-- SOURCE DATA follows --

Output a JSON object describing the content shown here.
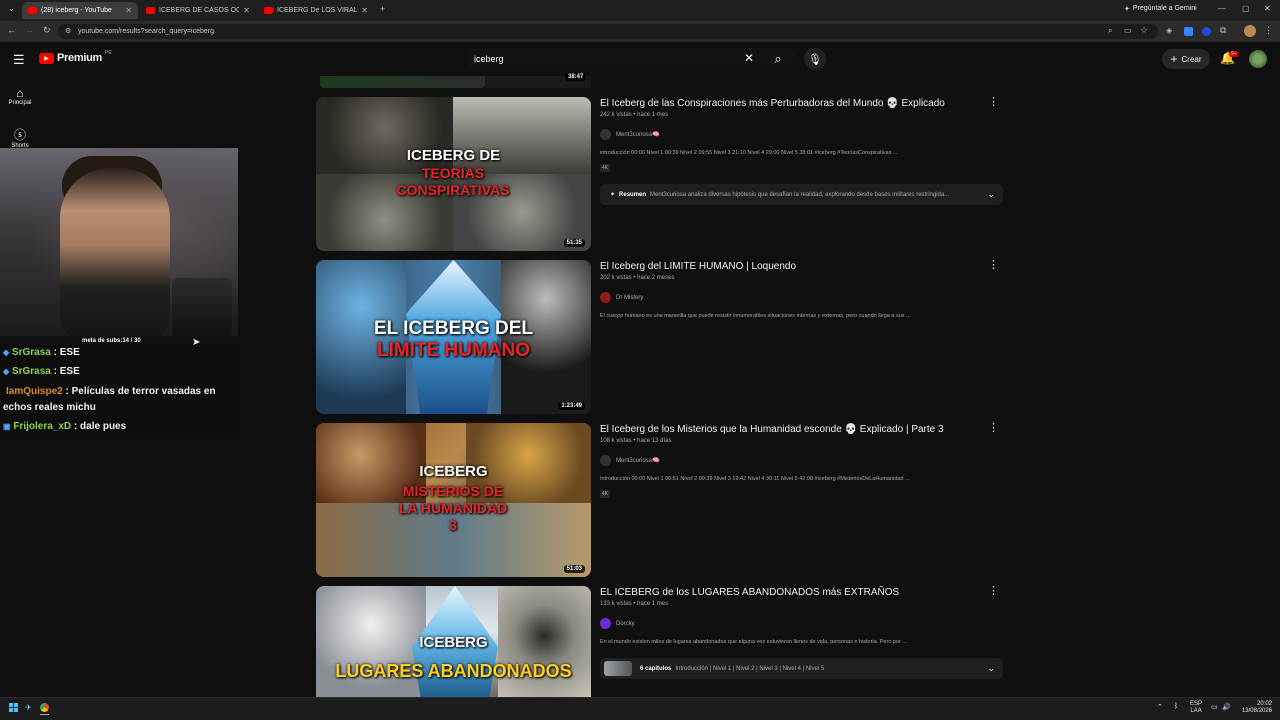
{
  "browser": {
    "tabs": [
      {
        "label": "(28) iceberg - YouTube",
        "active": true
      },
      {
        "label": "ICEBERG DE CASOS OCURRIDO",
        "active": false
      },
      {
        "label": "ICEBERG De LOS VIRALES (Caso",
        "active": false
      }
    ],
    "new_tab": "+",
    "gemini_label": "Pregúntale a Gemini",
    "url": "youtube.com/results?search_query=iceberg"
  },
  "youtube": {
    "logo": "Premium",
    "logo_region": "PE",
    "search_value": "iceberg",
    "create_label": "Crear",
    "notif_count": "9+",
    "sidebar": [
      {
        "label": "Principal",
        "icon": "home-icon"
      },
      {
        "label": "Shorts",
        "icon": "shorts-icon"
      }
    ]
  },
  "stream_overlay": {
    "webcam_caption": "meta de subs:14 / 30",
    "chat": [
      {
        "user": "SrGrasa",
        "message": "ESE",
        "color": "#8fd14f"
      },
      {
        "user": "SrGrasa",
        "message": "ESE",
        "color": "#8fd14f"
      },
      {
        "user": "IamQuispe2",
        "message": "Películas de terror vasadas en echos reales michu",
        "color": "#d98b2b"
      },
      {
        "user": "Frijolera_xD",
        "message": "dale pues",
        "color": "#8fd14f"
      }
    ]
  },
  "results": [
    {
      "partial_duration": "38:47"
    },
    {
      "title": "El Iceberg de las Conspiraciones más Perturbadoras del Mundo 💀 Explicado",
      "meta": "242 k vistas • hace 1 mes",
      "channel": "Ment3curiosa🧠",
      "desc": "introducción 00:00 Nivel 1 00:39 Nivel 2 09:55 Nivel 3 21:10 Nivel 4 29:00 Nivel 5 38:01 #iceberg #TeoriasConspirativas ...",
      "badge": "4K",
      "summary_label": "Resumen",
      "summary_text": "Ment3curiosa analiza diversas hipótesis que desafían la realidad, explorando desde bases militares restringida...",
      "duration": "51:35",
      "thumb_line1": "ICEBERG DE",
      "thumb_line2": "TEORÍAS CONSPIRATIVAS"
    },
    {
      "title": "El Iceberg del LIMITE HUMANO | Loquendo",
      "meta": "202 k vistas • hace 2 meses",
      "channel": "Dr Mistery",
      "desc": "El cuerpo humano es una maravilla que puede resistir innumerables situaciones internas y externas, pero cuando llega a sus ...",
      "duration": "1:23:49",
      "thumb_line1": "EL ICEBERG DEL",
      "thumb_line2": "LIMITE HUMANO"
    },
    {
      "title": "El Iceberg de los Misterios que la Humanidad esconde 💀 Explicado | Parte 3",
      "meta": "108 k vistas • hace 13 días",
      "channel": "Ment3curiosa🧠",
      "desc": "Introducción 00:00 Nivel 1 00:51 Nivel 2 09:39 Nivel 3 19:42 Nivel 4 30:11 Nivel 5 42:08 #iceberg #MisteriosDeLaHumanidad ...",
      "badge": "4K",
      "duration": "51:03",
      "thumb_line1": "ICEBERG",
      "thumb_line2": "MISTERIOS DE LA HUMANIDAD 3"
    },
    {
      "title": "EL ICEBERG de los LUGARES ABANDONADOS más EXTRAÑOS",
      "meta": "133 k vistas • hace 1 mes",
      "channel": "Dorcky",
      "desc": "En el mundo existen miles de lugares abandonados que alguna vez estuvieron llenos de vida, personas e historia. Pero por ...",
      "chapters_label": "6 capítulos",
      "chapters_text": "Introducción | Nivel 1 | Nivel 2 | Nivel 3 | Nivel 4 | Nivel 5",
      "thumb_line1": "ICEBERG",
      "thumb_line2": "LUGARES ABANDONADOS"
    }
  ],
  "taskbar": {
    "lang": "ESP",
    "lang2": "LAA",
    "time": "20:02",
    "date": "13/08/2026"
  }
}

-- SOURCE DATA concluded --

Your task is to copy the entries in full and exactly, without any images.

**SOLUTION FOR THIS TASK**
Output a JSON object describing the content shown here.
{
  "browser": {
    "tabs": [
      {
        "label": "(28) iceberg - YouTube",
        "active": true
      },
      {
        "label": "ICEBERG DE CASOS OCURRIDO",
        "active": false
      },
      {
        "label": "ICEBERG De LOS VIRALES (Caso",
        "active": false
      }
    ],
    "new_tab": "+",
    "gemini_label": "Pregúntale a Gemini",
    "url": "youtube.com/results?search_query=iceberg"
  },
  "youtube": {
    "logo": "Premium",
    "logo_region": "PE",
    "search_value": "iceberg",
    "create_label": "Crear",
    "notif_count": "9+",
    "sidebar": [
      {
        "label": "Principal",
        "icon": "home-icon"
      },
      {
        "label": "Shorts",
        "icon": "shorts-icon"
      }
    ]
  },
  "stream_overlay": {
    "webcam_caption": "meta de subs:14 / 30",
    "chat": [
      {
        "user": "SrGrasa",
        "message": "ESE",
        "color": "#8fd14f"
      },
      {
        "user": "SrGrasa",
        "message": "ESE",
        "color": "#8fd14f"
      },
      {
        "user": "IamQuispe2",
        "message": "Películas de terror vasadas en echos reales michu",
        "color": "#d98b2b"
      },
      {
        "user": "Frijolera_xD",
        "message": "dale pues",
        "color": "#8fd14f"
      }
    ]
  },
  "results": [
    {
      "partial_duration": "38:47"
    },
    {
      "title": "El Iceberg de las Conspiraciones más Perturbadoras del Mundo 💀 Explicado",
      "meta": "242 k vistas • hace 1 mes",
      "channel": "Ment3curiosa🧠",
      "desc": "introducción 00:00 Nivel 1 00:39 Nivel 2 09:55 Nivel 3 21:10 Nivel 4 29:00 Nivel 5 38:01 #iceberg #TeoriasConspirativas ...",
      "badge": "4K",
      "summary_label": "Resumen",
      "summary_text": "Ment3curiosa analiza diversas hipótesis que desafían la realidad, explorando desde bases militares restringida...",
      "duration": "51:35",
      "thumb_line1": "ICEBERG DE",
      "thumb_line2": "TEORÍAS CONSPIRATIVAS"
    },
    {
      "title": "El Iceberg del LIMITE HUMANO | Loquendo",
      "meta": "202 k vistas • hace 2 meses",
      "channel": "Dr Mistery",
      "desc": "El cuerpo humano es una maravilla que puede resistir innumerables situaciones internas y externas, pero cuando llega a sus ...",
      "duration": "1:23:49",
      "thumb_line1": "EL ICEBERG DEL",
      "thumb_line2": "LIMITE HUMANO"
    },
    {
      "title": "El Iceberg de los Misterios que la Humanidad esconde 💀 Explicado | Parte 3",
      "meta": "108 k vistas • hace 13 días",
      "channel": "Ment3curiosa🧠",
      "desc": "Introducción 00:00 Nivel 1 00:51 Nivel 2 09:39 Nivel 3 19:42 Nivel 4 30:11 Nivel 5 42:08 #iceberg #MisteriosDeLaHumanidad ...",
      "badge": "4K",
      "duration": "51:03",
      "thumb_line1": "ICEBERG",
      "thumb_line2": "MISTERIOS DE LA HUMANIDAD 3"
    },
    {
      "title": "EL ICEBERG de los LUGARES ABANDONADOS más EXTRAÑOS",
      "meta": "133 k vistas • hace 1 mes",
      "channel": "Dorcky",
      "desc": "En el mundo existen miles de lugares abandonados que alguna vez estuvieron llenos de vida, personas e historia. Pero por ...",
      "chapters_label": "6 capítulos",
      "chapters_text": "Introducción | Nivel 1 | Nivel 2 | Nivel 3 | Nivel 4 | Nivel 5",
      "thumb_line1": "ICEBERG",
      "thumb_line2": "LUGARES ABANDONADOS"
    }
  ],
  "taskbar": {
    "lang": "ESP",
    "lang2": "LAA",
    "time": "20:02",
    "date": "13/08/2026"
  }
}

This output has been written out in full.